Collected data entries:
>> START
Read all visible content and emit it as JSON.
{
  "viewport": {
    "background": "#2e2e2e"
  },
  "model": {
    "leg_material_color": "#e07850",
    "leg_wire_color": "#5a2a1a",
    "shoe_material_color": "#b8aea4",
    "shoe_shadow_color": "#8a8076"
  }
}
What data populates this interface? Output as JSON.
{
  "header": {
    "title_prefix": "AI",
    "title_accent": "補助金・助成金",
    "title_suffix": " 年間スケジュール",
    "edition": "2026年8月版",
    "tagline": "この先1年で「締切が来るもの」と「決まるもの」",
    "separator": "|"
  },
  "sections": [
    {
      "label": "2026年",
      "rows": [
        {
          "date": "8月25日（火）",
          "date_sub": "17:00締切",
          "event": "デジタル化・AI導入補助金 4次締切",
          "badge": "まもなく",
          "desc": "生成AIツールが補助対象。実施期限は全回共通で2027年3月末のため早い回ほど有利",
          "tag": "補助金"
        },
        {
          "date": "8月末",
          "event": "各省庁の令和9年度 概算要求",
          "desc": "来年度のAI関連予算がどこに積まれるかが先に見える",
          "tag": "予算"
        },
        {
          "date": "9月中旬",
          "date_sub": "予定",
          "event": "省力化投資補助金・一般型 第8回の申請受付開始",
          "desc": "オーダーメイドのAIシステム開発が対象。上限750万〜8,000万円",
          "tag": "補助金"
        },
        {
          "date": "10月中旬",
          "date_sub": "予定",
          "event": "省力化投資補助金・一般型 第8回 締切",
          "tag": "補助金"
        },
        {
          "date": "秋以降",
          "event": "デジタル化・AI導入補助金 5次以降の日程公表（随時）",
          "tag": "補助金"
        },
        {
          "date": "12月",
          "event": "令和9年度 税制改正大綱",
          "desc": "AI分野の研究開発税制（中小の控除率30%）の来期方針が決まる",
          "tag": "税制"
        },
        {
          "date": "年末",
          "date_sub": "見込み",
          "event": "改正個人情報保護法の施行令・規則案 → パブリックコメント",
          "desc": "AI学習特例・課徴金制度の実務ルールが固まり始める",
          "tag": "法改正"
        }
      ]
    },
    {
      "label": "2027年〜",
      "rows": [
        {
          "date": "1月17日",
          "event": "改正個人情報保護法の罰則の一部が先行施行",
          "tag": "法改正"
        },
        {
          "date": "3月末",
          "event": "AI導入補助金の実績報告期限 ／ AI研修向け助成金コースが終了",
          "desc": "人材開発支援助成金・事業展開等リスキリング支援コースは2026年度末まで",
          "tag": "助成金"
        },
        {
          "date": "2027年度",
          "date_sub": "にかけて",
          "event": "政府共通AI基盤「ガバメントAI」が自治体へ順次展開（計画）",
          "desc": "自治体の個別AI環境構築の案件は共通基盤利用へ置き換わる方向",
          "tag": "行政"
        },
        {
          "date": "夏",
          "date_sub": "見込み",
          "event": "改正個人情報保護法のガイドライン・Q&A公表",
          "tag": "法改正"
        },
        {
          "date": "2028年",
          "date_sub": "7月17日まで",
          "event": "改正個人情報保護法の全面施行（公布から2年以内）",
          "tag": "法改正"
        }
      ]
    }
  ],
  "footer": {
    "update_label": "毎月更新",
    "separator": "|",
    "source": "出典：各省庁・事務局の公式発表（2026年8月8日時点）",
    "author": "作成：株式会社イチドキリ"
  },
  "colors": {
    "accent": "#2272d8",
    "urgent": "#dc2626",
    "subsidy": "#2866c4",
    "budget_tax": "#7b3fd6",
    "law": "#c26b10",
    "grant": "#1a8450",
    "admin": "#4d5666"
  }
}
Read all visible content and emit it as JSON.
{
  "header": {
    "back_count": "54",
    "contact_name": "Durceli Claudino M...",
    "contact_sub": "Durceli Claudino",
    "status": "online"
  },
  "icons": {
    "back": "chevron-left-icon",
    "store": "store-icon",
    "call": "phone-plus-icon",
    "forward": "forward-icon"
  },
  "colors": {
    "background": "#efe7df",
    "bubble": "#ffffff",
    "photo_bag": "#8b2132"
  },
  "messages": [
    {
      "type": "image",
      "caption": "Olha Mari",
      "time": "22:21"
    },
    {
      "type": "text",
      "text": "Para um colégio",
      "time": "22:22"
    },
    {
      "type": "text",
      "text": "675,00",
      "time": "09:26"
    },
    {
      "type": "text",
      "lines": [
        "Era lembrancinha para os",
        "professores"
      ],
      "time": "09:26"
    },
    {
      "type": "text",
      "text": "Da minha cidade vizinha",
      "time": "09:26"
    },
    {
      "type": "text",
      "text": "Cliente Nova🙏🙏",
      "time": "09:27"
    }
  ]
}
>> END
GIVEN REQUEST:
What is the number of lines in the data above that include the word "background"? Answer with that number only.

OUTPUT FOR THIS TASK:
2